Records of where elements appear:

==============================

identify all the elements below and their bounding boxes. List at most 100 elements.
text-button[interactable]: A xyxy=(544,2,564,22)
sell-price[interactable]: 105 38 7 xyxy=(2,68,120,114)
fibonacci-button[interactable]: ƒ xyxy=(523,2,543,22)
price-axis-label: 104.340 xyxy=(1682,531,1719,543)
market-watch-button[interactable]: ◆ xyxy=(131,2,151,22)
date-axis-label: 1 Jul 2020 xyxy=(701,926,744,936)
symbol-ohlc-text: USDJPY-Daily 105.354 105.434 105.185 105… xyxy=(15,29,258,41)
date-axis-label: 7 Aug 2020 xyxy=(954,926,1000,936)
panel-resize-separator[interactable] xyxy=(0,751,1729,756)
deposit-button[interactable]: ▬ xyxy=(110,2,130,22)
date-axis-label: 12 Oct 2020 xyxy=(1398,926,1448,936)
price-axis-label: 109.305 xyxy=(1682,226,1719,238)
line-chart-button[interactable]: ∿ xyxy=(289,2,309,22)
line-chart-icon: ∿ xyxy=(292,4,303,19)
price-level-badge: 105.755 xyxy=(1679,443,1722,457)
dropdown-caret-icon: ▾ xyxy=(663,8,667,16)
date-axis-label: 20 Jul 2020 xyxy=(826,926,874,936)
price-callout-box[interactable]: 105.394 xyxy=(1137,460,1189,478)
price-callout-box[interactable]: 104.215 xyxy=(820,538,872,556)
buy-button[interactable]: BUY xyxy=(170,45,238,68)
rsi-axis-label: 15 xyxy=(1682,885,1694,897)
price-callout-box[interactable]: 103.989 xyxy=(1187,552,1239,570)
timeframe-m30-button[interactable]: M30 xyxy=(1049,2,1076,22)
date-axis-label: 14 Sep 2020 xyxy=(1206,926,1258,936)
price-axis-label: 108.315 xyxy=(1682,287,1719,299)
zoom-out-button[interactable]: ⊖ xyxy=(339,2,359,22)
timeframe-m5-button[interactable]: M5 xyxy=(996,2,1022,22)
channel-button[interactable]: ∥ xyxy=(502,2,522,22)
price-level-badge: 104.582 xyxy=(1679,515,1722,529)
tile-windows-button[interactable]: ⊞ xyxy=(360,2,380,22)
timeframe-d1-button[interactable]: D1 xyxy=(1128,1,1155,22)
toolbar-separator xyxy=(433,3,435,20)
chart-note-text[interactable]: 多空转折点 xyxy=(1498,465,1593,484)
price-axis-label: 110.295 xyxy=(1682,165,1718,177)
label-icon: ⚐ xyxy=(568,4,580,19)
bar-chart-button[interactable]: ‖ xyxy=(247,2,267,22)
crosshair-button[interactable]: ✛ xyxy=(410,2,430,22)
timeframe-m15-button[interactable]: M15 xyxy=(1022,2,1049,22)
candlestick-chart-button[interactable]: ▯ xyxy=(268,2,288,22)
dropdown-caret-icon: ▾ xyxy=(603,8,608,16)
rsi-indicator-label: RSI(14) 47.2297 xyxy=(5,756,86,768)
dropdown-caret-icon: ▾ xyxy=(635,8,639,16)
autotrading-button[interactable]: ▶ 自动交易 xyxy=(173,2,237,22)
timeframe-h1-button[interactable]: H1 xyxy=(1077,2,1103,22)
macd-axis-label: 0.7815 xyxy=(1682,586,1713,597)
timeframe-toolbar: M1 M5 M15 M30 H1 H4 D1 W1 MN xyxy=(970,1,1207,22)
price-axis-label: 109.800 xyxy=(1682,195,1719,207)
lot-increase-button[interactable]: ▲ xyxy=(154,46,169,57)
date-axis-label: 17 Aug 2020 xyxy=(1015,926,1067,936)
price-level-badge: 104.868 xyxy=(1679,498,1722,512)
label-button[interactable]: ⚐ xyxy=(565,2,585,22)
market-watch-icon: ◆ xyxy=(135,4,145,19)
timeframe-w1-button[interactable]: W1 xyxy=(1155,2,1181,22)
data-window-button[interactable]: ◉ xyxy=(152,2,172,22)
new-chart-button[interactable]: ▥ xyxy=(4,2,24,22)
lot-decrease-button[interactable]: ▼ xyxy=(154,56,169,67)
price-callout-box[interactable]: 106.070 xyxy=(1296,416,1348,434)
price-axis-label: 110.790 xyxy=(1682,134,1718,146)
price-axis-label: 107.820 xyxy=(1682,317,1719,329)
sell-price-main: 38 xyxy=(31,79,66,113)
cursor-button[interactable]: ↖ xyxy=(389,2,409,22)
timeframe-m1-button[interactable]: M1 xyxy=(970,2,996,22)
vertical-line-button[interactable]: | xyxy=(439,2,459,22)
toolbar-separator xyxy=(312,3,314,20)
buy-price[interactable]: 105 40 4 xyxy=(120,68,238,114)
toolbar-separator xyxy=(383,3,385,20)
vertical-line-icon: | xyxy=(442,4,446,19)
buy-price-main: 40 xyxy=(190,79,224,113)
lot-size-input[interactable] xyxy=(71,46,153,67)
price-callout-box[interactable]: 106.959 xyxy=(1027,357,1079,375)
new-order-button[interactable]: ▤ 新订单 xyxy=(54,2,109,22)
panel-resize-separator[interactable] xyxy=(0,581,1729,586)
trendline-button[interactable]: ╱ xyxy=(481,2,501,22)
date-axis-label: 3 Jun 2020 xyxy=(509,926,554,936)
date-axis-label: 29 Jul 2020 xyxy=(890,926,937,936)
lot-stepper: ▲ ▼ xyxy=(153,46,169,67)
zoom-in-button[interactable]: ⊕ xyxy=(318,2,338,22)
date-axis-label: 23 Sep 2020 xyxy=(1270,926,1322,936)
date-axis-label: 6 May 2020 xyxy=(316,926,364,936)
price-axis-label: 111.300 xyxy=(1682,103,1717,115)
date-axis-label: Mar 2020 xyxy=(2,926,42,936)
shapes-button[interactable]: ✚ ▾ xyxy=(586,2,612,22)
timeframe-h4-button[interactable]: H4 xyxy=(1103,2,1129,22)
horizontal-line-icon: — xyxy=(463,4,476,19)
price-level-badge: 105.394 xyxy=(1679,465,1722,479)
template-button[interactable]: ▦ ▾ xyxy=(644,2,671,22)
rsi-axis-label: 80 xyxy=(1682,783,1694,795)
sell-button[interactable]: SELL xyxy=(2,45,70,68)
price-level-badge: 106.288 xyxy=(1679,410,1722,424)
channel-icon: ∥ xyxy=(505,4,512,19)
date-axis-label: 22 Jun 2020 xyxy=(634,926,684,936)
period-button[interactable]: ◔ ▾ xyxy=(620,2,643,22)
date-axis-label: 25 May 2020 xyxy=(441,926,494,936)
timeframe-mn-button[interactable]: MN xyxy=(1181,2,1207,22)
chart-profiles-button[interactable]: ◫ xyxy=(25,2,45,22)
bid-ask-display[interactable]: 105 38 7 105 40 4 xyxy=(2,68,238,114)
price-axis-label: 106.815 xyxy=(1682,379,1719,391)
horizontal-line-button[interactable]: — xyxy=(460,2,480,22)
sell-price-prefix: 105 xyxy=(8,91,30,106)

==============================

Objective: Quote, word for word, the part of the data that opens with its first line and closes with the line containing "line-chart-icon: ∿ xyxy=(292,4,303,19)", including both of those lines.

Solution to the exercise:
identify all the elements below and their bounding boxes. List at most 100 elements.
text-button[interactable]: A xyxy=(544,2,564,22)
sell-price[interactable]: 105 38 7 xyxy=(2,68,120,114)
fibonacci-button[interactable]: ƒ xyxy=(523,2,543,22)
price-axis-label: 104.340 xyxy=(1682,531,1719,543)
market-watch-button[interactable]: ◆ xyxy=(131,2,151,22)
date-axis-label: 1 Jul 2020 xyxy=(701,926,744,936)
symbol-ohlc-text: USDJPY-Daily 105.354 105.434 105.185 105… xyxy=(15,29,258,41)
date-axis-label: 7 Aug 2020 xyxy=(954,926,1000,936)
panel-resize-separator[interactable] xyxy=(0,751,1729,756)
deposit-button[interactable]: ▬ xyxy=(110,2,130,22)
date-axis-label: 12 Oct 2020 xyxy=(1398,926,1448,936)
price-axis-label: 109.305 xyxy=(1682,226,1719,238)
line-chart-button[interactable]: ∿ xyxy=(289,2,309,22)
line-chart-icon: ∿ xyxy=(292,4,303,19)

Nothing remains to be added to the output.